■ INSTRUCTIONS TO FOLLOW
Every line that contains the word "JSON" should be copied out.

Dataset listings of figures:
++++

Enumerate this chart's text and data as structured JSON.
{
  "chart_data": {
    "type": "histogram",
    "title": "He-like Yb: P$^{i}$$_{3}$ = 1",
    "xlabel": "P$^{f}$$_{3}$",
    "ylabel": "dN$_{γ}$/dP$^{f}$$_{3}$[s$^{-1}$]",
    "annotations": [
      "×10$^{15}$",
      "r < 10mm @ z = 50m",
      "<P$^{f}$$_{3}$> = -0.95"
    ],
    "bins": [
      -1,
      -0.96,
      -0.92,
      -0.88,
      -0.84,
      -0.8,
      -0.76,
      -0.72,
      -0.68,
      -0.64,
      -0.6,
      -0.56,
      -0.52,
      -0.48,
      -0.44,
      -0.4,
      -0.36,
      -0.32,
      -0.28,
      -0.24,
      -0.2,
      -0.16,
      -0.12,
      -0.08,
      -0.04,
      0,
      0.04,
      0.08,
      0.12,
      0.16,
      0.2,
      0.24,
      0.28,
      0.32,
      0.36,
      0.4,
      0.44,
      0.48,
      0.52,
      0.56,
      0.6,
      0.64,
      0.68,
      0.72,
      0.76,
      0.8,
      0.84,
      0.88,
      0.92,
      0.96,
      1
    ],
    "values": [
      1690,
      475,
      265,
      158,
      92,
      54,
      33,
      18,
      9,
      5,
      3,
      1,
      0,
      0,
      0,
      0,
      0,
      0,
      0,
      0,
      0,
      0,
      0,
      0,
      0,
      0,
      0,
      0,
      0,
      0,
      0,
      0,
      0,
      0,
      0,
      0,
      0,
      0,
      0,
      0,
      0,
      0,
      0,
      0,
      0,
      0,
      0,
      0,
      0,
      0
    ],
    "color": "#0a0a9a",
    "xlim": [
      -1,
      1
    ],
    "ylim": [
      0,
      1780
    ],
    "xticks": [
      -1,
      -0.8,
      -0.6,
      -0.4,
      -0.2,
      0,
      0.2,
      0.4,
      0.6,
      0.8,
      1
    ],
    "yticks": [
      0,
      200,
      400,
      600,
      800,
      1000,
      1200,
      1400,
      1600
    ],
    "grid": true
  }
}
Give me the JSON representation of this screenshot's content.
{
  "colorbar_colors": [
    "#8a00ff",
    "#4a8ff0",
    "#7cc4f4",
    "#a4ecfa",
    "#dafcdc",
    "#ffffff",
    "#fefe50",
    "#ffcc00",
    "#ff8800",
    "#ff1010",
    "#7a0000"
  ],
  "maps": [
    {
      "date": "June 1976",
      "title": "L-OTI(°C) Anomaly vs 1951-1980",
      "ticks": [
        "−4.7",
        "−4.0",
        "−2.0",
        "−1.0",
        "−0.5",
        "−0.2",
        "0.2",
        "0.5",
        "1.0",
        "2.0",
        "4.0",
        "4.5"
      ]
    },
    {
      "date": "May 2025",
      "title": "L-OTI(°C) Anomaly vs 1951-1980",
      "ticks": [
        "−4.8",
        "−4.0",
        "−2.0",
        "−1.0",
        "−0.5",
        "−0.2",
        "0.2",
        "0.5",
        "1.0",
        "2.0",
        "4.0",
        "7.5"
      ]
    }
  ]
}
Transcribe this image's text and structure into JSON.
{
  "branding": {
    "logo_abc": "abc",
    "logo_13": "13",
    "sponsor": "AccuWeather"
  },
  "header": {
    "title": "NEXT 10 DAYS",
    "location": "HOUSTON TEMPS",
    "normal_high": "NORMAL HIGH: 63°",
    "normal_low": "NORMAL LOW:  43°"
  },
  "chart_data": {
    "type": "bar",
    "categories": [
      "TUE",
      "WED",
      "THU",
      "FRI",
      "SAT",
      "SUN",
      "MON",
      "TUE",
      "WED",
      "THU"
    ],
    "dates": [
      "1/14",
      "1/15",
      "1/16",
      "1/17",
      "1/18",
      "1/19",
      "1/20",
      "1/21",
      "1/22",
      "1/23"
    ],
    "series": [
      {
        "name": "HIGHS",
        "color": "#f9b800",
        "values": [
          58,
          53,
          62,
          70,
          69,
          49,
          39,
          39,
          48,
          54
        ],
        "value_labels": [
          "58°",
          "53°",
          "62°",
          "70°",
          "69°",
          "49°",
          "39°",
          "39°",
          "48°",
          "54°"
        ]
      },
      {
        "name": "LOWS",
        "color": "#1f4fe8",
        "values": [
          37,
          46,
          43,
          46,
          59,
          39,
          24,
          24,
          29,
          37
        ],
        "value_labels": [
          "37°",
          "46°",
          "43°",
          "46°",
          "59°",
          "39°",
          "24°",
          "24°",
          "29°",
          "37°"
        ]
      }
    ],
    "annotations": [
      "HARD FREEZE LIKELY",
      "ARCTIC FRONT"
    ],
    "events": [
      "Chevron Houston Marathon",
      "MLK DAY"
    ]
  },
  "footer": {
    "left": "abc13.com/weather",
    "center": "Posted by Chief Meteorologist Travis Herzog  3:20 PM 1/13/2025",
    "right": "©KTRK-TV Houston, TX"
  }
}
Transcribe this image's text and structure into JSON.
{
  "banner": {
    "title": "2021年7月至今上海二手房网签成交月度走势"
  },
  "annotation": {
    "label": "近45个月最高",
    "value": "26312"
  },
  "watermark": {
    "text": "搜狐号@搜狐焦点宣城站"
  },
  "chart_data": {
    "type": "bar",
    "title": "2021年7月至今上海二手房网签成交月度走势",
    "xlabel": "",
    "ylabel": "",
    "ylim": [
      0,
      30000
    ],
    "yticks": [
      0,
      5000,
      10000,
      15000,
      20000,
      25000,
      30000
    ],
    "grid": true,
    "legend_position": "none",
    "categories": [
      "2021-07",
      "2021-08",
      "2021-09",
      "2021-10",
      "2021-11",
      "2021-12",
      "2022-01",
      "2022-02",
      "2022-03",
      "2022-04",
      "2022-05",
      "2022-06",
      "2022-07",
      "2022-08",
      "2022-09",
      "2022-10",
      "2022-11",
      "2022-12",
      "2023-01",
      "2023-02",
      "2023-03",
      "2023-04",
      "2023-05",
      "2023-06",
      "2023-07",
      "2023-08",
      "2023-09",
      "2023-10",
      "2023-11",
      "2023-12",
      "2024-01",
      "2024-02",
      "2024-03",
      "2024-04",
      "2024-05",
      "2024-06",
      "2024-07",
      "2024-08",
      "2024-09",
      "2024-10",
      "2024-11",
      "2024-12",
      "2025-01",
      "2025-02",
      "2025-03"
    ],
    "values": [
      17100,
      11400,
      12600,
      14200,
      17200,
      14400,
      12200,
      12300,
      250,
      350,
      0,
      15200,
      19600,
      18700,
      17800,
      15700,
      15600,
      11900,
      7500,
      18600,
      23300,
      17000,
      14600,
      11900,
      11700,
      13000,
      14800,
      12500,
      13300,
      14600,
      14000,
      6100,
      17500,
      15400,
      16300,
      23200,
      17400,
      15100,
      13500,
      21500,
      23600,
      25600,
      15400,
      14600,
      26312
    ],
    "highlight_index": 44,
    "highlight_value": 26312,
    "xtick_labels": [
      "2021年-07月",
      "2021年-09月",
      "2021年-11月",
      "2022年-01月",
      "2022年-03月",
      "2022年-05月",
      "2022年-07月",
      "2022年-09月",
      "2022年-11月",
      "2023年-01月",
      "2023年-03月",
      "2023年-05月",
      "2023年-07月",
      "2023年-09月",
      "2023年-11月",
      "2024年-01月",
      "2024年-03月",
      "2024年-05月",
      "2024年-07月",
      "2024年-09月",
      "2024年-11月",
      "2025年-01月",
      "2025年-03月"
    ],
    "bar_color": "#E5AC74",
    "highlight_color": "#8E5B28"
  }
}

++++

■ SOLUTION
Enumerate this chart's text and data as structured JSON.
Give me the JSON representation of this screenshot's content.
Transcribe this image's text and structure into JSON.
Transcribe this image's text and structure into JSON.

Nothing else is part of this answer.